### Your goal
Copy the data from the line that contains "OCR this image." to its last line, exactly, including both of those lines and leaving out everything before.
━━ Information provided
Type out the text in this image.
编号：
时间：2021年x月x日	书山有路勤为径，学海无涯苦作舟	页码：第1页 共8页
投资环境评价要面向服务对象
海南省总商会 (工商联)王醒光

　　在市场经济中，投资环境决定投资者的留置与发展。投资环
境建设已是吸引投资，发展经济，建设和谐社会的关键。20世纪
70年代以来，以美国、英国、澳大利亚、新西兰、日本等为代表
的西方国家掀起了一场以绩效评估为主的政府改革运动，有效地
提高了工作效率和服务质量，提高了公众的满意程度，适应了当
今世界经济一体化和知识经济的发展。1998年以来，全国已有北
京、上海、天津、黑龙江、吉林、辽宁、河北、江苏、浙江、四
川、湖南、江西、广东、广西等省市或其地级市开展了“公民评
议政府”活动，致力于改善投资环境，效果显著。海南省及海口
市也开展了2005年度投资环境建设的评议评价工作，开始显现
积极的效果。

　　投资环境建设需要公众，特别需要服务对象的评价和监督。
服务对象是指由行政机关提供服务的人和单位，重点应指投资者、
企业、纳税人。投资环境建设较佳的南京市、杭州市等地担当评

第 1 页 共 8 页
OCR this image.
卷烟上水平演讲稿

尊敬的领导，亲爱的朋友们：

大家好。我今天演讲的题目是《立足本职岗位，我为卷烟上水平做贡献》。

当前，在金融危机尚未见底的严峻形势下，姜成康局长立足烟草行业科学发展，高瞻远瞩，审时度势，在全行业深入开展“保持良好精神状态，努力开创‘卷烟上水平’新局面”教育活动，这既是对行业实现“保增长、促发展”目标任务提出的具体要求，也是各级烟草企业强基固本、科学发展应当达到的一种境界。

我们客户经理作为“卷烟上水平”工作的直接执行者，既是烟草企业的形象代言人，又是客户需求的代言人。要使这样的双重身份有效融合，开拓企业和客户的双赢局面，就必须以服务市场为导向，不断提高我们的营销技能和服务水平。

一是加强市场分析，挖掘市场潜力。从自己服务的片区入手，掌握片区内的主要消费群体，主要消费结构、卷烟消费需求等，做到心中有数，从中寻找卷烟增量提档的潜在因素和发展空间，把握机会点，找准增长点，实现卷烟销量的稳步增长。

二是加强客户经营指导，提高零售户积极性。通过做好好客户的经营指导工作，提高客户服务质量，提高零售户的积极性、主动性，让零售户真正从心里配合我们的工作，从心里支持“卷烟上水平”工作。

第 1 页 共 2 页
━━━━
### Final result
OCR this image.
卷烟上水平演讲稿

尊敬的领导，亲爱的朋友们：

大家好。我今天演讲的题目是《立足本职岗位，我为卷烟上水平做贡献》。

当前，在金融危机尚未见底的严峻形势下，姜成康局长立足烟草行业科学发展，高瞻远瞩，审时度势，在全行业深入开展“保持良好精神状态，努力开创‘卷烟上水平’新局面”教育活动，这既是对行业实现“保增长、促发展”目标任务提出的具体要求，也是各级烟草企业强基固本、科学发展应当达到的一种境界。

我们客户经理作为“卷烟上水平”工作的直接执行者，既是烟草企业的形象代言人，又是客户需求的代言人。要使这样的双重身份有效融合，开拓企业和客户的双赢局面，就必须以服务市场为导向，不断提高我们的营销技能和服务水平。

一是加强市场分析，挖掘市场潜力。从自己服务的片区入手，掌握片区内的主要消费群体，主要消费结构、卷烟消费需求等，做到心中有数，从中寻找卷烟增量提档的潜在因素和发展空间，把握机会点，找准增长点，实现卷烟销量的稳步增长。

二是加强客户经营指导，提高零售户积极性。通过做好好客户的经营指导工作，提高客户服务质量，提高零售户的积极性、主动性，让零售户真正从心里配合我们的工作，从心里支持“卷烟上水平”工作。

第 1 页 共 2 页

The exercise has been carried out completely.